**EXERCISE DESCRIPTION:** From the listing below, tally the lines that include "Anaëlle". Return only the total.

**Dataset records:**
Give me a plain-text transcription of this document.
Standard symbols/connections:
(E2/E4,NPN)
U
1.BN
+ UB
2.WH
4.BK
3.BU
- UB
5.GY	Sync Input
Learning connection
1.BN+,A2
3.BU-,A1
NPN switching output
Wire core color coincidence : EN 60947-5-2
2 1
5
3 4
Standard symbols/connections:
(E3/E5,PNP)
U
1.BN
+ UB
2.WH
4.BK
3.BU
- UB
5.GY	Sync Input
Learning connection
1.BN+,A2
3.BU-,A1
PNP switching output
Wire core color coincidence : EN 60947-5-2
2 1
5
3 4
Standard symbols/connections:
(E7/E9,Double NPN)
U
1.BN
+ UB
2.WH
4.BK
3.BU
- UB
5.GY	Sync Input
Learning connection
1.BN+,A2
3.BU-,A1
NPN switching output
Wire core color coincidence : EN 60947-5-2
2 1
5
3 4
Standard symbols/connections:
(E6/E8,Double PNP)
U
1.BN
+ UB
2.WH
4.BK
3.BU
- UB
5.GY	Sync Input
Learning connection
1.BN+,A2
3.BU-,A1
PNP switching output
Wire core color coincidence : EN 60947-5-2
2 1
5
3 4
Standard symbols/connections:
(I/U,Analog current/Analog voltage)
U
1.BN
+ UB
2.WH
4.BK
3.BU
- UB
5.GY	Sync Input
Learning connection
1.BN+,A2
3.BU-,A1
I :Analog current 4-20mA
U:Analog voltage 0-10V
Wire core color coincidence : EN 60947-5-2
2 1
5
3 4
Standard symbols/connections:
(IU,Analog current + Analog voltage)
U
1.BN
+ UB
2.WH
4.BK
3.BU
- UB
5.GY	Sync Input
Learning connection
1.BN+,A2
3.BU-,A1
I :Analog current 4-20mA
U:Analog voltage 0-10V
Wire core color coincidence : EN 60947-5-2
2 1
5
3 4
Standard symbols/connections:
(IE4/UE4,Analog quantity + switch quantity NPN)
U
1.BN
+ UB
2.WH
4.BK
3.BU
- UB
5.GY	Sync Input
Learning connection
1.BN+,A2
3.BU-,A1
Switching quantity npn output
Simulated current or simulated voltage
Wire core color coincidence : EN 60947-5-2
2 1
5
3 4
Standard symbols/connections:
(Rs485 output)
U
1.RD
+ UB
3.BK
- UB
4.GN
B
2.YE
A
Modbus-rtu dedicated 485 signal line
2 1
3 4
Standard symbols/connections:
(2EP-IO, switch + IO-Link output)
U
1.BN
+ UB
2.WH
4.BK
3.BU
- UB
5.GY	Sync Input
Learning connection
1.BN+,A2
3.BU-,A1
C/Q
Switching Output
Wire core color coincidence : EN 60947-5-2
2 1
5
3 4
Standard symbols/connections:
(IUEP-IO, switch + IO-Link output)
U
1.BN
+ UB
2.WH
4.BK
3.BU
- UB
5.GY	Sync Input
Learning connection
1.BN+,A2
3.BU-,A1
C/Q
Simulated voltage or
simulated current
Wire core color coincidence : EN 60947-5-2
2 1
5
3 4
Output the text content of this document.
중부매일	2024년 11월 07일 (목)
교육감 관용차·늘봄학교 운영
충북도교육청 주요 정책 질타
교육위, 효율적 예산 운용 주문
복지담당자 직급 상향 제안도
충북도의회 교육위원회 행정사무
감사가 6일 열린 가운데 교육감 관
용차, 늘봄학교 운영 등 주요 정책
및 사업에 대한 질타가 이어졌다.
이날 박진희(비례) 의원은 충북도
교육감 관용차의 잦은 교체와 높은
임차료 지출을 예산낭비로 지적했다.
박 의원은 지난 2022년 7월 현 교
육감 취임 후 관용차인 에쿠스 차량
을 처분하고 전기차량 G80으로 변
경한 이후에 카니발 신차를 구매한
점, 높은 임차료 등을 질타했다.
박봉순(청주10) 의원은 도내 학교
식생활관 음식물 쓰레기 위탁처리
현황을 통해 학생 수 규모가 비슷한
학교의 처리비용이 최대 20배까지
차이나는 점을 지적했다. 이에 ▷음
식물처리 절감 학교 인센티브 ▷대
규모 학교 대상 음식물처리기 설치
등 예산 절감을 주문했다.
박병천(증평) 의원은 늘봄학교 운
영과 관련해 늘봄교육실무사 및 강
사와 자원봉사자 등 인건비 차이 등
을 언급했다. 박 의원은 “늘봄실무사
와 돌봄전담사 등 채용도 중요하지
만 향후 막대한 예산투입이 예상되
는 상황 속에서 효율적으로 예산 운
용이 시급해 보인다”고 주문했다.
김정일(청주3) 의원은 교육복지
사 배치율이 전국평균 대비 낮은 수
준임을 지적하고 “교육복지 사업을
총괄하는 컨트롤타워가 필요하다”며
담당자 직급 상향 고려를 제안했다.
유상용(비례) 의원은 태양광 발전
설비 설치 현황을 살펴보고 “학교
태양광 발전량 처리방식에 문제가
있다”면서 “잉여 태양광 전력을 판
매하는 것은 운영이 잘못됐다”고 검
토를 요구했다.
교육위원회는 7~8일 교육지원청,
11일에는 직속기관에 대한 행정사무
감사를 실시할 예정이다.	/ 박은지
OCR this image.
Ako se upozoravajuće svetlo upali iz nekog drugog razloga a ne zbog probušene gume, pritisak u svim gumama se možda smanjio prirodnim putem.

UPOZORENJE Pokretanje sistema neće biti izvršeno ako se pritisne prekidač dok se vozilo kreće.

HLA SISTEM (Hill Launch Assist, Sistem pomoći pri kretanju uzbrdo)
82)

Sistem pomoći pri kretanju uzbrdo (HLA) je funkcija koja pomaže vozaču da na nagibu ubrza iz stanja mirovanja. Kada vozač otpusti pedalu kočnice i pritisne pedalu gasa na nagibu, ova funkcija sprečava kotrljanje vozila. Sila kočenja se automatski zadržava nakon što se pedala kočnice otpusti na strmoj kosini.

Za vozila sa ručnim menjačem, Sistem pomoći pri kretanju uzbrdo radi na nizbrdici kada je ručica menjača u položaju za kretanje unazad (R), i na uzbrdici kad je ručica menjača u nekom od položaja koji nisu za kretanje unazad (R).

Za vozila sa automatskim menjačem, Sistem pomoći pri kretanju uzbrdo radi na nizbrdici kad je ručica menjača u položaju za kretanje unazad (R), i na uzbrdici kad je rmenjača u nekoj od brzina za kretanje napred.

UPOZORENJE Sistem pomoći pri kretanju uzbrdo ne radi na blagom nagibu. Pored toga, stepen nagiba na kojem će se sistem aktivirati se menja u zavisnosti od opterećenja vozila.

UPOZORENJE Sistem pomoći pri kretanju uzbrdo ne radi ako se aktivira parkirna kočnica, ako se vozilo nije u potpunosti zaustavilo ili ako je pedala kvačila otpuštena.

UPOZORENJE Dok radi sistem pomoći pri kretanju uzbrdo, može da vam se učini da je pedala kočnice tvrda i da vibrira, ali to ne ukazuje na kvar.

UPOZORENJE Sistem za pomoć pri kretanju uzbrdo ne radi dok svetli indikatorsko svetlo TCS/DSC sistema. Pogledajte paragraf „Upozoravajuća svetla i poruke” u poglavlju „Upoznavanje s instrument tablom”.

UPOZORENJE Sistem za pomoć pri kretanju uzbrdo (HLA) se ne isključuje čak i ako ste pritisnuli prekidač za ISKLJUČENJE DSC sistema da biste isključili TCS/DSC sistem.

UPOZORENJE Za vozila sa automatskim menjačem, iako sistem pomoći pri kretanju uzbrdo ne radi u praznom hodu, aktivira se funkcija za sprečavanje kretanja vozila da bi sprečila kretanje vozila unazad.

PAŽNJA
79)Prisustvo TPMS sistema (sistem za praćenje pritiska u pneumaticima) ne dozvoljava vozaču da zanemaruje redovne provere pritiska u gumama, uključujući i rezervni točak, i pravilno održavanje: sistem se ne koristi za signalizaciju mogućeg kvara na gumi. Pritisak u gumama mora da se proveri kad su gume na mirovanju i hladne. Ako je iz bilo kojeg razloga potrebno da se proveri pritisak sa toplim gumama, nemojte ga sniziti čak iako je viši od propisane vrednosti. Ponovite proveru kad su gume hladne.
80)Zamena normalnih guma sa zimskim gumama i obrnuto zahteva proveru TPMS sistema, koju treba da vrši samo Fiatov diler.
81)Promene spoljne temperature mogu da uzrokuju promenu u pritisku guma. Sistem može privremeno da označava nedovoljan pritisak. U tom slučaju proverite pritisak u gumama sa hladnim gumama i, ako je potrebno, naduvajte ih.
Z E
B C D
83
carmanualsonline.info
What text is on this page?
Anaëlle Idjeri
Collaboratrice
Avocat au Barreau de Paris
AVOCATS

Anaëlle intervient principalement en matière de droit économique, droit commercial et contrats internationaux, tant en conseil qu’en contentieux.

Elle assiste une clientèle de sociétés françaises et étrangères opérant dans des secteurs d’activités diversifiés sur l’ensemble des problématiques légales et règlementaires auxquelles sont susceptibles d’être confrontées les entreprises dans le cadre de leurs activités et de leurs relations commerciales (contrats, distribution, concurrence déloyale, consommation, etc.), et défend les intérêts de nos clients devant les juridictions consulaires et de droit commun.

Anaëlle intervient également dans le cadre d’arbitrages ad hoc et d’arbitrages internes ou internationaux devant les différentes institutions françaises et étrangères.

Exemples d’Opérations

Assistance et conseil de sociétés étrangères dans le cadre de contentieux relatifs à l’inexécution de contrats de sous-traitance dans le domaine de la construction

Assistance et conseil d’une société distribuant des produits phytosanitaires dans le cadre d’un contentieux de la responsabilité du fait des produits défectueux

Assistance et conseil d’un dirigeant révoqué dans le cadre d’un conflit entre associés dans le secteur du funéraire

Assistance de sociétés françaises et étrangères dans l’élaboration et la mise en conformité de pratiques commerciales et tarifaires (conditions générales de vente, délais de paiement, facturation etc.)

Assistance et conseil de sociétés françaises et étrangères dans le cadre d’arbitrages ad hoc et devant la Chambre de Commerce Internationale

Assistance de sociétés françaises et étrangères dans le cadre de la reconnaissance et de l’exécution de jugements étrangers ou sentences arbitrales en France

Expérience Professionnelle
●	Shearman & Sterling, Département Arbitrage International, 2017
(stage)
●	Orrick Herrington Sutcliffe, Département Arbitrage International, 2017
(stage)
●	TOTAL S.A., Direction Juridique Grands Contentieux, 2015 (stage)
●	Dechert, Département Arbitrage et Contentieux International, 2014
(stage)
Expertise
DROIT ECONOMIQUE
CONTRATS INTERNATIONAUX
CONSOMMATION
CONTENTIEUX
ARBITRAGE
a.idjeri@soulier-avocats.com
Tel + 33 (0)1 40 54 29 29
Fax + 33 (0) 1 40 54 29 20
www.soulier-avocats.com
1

**CORRECT OUTPUT:** 3